--- Begin EXTRACTED ENTRIES ---
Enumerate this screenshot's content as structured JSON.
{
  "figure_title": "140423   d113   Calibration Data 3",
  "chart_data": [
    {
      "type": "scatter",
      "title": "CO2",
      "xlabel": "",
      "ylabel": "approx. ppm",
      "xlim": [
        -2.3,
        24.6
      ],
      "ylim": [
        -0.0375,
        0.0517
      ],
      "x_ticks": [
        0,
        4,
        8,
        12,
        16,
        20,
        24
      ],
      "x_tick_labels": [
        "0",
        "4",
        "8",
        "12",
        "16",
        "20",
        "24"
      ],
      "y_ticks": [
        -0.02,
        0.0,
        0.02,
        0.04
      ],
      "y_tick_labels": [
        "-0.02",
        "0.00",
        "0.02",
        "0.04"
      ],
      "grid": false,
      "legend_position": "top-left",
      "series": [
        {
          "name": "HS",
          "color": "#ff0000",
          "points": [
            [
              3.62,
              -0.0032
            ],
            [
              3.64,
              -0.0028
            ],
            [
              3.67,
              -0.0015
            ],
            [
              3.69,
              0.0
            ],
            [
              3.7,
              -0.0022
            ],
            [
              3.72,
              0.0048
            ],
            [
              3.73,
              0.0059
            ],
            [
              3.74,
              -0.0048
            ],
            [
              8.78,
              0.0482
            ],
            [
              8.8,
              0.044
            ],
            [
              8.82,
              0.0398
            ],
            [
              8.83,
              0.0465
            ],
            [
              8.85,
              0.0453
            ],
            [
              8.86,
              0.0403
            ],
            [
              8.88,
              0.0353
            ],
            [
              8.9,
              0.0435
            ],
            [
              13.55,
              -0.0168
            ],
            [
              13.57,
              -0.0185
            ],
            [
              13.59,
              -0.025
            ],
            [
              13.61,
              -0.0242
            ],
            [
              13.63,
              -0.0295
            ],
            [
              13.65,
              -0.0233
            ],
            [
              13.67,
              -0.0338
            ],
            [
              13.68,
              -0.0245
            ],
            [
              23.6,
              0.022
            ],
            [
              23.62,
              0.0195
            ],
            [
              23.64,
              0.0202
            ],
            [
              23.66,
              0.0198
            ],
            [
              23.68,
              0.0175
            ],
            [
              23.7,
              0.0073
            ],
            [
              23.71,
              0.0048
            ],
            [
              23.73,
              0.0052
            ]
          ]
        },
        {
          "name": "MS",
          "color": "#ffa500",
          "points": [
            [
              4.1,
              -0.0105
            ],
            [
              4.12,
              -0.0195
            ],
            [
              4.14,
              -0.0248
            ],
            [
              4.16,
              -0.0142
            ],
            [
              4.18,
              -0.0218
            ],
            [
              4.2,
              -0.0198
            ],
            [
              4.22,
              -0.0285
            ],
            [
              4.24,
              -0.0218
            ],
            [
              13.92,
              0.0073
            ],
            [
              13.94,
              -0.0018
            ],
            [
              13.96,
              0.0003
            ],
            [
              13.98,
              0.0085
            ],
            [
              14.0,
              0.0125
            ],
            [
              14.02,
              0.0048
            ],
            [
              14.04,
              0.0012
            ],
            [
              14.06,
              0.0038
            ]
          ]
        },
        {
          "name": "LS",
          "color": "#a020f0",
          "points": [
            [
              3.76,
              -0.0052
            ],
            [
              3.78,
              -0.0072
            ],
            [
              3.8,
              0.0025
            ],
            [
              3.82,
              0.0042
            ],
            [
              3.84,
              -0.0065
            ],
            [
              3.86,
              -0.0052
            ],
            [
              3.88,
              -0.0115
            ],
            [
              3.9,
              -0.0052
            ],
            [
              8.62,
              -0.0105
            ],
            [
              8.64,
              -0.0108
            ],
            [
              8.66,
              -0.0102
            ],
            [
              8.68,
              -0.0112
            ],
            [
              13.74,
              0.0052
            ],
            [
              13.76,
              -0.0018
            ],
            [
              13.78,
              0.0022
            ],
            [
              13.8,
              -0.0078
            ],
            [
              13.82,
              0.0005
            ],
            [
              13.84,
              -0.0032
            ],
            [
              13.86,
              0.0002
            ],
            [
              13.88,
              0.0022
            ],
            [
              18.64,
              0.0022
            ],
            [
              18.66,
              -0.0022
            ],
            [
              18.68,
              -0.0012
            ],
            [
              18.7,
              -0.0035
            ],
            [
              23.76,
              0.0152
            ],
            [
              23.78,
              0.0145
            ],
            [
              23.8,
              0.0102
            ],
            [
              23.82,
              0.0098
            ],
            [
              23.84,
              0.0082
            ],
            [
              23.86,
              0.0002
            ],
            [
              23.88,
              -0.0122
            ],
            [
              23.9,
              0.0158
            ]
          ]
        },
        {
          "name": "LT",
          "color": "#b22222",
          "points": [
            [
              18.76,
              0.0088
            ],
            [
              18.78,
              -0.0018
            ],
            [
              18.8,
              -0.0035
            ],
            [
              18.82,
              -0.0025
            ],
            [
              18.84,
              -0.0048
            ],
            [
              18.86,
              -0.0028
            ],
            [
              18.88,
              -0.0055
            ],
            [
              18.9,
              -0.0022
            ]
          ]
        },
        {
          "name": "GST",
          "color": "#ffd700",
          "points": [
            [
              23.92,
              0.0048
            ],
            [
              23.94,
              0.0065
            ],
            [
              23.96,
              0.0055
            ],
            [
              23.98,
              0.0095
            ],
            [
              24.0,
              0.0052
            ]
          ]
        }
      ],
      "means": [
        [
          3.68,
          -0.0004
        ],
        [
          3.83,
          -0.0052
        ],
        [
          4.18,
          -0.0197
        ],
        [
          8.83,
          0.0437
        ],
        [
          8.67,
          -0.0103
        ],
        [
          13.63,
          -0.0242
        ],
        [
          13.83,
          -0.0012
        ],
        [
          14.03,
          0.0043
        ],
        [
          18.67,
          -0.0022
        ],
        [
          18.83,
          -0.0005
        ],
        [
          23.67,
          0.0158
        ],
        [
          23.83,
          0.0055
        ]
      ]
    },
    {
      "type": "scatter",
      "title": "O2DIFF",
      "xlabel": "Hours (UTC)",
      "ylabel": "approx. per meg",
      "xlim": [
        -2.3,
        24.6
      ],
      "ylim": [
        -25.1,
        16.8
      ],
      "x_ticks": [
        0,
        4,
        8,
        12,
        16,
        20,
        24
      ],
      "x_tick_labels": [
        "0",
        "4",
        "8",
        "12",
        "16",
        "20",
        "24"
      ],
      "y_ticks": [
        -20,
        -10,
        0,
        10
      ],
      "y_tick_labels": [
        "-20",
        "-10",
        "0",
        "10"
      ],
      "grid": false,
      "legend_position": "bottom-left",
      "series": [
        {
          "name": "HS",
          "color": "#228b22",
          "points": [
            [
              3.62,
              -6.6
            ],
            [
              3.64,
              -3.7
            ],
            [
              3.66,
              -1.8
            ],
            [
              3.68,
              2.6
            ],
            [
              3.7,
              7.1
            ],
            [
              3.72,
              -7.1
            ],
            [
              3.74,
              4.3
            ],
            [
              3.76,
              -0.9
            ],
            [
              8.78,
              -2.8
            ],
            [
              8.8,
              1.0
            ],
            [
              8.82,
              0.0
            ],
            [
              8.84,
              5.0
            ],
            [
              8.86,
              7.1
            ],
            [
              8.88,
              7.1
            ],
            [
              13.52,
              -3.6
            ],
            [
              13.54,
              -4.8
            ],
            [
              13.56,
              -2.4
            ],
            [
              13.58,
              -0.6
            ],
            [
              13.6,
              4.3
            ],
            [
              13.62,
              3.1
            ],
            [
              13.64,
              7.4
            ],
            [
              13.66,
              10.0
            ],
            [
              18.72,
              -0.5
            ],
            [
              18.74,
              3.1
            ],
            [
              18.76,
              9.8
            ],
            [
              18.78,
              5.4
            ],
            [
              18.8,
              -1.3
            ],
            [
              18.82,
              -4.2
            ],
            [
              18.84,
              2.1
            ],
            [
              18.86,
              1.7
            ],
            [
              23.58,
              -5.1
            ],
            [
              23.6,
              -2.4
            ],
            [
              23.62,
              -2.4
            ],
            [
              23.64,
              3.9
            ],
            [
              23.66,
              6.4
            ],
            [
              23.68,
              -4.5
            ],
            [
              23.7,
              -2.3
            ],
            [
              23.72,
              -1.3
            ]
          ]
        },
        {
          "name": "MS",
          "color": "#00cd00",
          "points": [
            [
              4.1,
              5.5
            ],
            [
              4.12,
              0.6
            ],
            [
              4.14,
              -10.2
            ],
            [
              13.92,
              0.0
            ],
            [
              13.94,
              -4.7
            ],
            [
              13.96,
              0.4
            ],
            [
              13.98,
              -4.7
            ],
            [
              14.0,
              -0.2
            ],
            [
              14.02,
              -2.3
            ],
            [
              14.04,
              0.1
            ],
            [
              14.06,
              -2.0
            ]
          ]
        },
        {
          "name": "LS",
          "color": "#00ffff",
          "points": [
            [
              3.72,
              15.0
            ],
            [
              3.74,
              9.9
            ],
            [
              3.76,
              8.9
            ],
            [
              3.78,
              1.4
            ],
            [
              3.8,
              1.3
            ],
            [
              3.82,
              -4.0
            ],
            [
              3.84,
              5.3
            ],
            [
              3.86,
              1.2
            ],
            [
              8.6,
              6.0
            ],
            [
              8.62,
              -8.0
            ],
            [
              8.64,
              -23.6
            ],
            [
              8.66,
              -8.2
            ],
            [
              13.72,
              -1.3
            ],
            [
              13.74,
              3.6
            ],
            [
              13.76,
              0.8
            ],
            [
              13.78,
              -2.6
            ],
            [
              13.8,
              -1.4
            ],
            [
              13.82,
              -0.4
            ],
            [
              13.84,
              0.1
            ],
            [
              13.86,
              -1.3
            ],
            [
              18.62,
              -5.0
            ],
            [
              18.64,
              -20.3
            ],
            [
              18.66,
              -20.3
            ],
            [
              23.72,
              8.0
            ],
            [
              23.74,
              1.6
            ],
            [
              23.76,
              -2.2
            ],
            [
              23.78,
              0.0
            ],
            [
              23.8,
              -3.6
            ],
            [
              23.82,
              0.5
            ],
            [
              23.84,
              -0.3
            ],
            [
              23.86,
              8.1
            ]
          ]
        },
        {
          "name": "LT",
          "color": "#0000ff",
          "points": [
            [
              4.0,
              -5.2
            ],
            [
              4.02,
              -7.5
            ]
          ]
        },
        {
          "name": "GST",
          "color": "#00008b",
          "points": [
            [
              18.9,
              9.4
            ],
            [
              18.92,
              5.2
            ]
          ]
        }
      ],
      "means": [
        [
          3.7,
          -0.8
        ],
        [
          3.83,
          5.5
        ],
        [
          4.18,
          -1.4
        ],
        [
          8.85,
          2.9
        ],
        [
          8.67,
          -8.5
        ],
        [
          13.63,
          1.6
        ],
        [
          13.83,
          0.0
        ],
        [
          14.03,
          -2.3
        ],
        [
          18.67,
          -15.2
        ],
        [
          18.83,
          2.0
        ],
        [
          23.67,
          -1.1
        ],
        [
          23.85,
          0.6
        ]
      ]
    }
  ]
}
--- End EXTRACTED ENTRIES ---
EXERCISE INSTRUCTIONS –
For the entries above, state how many lines contain the word "color". Provide the number by itself.

THE RESPONSE –
10